> **What you need to do**
Within the listing below, locate all lines containing the word "dcdcdc". Copy each one.

--- Start of Dataset rows ---

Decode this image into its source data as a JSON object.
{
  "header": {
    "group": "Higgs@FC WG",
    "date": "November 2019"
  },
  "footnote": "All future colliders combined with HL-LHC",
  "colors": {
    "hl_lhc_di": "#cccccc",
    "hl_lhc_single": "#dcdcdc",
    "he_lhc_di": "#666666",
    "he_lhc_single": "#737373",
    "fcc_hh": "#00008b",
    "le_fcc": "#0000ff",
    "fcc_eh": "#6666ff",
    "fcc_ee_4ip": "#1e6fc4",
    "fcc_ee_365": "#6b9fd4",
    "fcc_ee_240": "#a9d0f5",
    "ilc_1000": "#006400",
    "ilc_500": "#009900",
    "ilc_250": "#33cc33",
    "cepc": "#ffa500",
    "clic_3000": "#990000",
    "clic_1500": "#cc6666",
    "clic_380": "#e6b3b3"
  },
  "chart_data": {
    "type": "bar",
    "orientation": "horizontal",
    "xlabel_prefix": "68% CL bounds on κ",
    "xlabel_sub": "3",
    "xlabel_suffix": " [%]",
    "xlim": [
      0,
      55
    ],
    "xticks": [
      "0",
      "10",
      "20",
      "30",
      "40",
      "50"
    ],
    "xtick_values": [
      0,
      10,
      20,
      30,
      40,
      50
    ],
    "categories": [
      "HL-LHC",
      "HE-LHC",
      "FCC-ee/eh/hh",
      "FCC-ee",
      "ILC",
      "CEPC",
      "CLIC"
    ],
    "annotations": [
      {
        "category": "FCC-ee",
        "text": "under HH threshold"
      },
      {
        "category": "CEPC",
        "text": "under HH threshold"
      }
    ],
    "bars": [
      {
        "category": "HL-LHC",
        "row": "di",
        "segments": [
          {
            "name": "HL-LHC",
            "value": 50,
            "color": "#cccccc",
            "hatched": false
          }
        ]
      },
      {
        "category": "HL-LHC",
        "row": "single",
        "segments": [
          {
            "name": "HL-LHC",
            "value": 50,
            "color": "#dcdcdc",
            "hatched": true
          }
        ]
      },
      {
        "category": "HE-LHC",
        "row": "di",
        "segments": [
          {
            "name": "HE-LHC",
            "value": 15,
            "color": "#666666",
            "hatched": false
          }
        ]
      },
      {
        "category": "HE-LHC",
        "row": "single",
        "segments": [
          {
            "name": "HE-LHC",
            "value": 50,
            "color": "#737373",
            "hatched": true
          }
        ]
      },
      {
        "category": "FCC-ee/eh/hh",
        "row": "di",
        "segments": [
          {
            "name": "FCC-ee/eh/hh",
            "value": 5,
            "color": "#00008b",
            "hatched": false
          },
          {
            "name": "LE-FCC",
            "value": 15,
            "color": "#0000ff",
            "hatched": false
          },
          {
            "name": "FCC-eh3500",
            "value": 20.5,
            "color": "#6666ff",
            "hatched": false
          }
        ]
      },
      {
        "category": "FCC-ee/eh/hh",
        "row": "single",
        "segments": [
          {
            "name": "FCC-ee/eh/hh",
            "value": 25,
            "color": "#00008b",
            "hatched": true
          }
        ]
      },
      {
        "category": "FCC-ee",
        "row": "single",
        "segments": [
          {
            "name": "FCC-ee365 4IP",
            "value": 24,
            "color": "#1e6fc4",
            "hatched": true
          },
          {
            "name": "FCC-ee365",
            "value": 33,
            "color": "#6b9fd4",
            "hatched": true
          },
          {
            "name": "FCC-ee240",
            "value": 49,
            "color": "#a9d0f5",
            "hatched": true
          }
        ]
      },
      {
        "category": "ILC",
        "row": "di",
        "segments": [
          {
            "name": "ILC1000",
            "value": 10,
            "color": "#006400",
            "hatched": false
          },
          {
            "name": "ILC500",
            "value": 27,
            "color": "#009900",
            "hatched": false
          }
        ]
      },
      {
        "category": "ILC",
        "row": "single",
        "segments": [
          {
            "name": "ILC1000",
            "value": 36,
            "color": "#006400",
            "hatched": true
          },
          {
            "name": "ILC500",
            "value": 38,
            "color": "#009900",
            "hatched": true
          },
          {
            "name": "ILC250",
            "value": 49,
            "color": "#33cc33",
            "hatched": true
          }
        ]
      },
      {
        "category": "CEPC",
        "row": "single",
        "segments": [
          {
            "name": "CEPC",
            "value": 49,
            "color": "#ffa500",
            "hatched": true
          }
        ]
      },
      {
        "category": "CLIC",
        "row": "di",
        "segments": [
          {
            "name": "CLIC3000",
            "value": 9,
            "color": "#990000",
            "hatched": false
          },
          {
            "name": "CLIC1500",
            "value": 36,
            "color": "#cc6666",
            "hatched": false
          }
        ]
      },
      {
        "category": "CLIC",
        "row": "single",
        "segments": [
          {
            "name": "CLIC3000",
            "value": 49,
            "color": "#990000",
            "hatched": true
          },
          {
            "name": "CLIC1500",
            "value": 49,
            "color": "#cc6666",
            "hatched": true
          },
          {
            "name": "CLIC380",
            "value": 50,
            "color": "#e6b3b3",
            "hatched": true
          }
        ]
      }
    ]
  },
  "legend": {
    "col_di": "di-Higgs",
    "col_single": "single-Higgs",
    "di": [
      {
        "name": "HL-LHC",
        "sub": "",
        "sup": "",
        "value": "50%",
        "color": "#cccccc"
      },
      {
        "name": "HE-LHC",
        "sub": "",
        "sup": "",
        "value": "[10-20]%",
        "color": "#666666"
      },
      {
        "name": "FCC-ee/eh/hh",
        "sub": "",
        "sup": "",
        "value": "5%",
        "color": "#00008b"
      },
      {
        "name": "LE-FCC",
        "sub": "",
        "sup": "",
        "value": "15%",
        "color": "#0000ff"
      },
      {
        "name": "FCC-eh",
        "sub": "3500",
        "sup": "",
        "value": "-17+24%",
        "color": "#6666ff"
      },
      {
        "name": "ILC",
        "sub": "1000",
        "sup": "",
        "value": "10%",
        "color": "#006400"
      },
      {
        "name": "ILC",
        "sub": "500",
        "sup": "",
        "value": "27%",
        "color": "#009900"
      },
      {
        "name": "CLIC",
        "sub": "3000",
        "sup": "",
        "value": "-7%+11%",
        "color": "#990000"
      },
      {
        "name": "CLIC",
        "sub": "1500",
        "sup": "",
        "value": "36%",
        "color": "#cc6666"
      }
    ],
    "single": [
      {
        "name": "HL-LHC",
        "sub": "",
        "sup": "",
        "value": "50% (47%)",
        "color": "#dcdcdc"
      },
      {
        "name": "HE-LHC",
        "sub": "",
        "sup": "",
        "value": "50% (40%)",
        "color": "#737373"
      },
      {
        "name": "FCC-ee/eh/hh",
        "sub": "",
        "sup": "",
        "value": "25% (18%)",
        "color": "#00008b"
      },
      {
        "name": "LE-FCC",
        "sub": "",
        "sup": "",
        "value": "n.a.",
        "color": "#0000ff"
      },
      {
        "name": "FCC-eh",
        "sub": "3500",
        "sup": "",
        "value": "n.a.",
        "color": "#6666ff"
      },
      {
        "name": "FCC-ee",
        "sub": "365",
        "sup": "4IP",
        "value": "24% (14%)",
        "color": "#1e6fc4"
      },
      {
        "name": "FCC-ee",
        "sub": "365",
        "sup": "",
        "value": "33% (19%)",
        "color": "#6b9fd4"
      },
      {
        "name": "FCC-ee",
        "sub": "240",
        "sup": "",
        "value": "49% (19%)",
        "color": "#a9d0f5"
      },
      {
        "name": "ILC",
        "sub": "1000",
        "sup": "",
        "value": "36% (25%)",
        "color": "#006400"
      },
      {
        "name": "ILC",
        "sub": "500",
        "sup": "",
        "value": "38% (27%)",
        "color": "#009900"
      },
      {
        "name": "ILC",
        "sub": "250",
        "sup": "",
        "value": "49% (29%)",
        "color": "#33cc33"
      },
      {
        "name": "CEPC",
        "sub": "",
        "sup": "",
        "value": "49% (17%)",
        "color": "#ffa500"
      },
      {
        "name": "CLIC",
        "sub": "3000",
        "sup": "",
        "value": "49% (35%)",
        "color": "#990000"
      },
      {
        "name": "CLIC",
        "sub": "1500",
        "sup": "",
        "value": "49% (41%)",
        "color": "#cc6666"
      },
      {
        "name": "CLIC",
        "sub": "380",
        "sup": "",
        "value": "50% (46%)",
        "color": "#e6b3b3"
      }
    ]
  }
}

--- End of Dataset rows ---

> **Exercise answer**
    "hl_lhc_single": "#dcdcdc",
            "color": "#dcdcdc",
        "color": "#dcdcdc"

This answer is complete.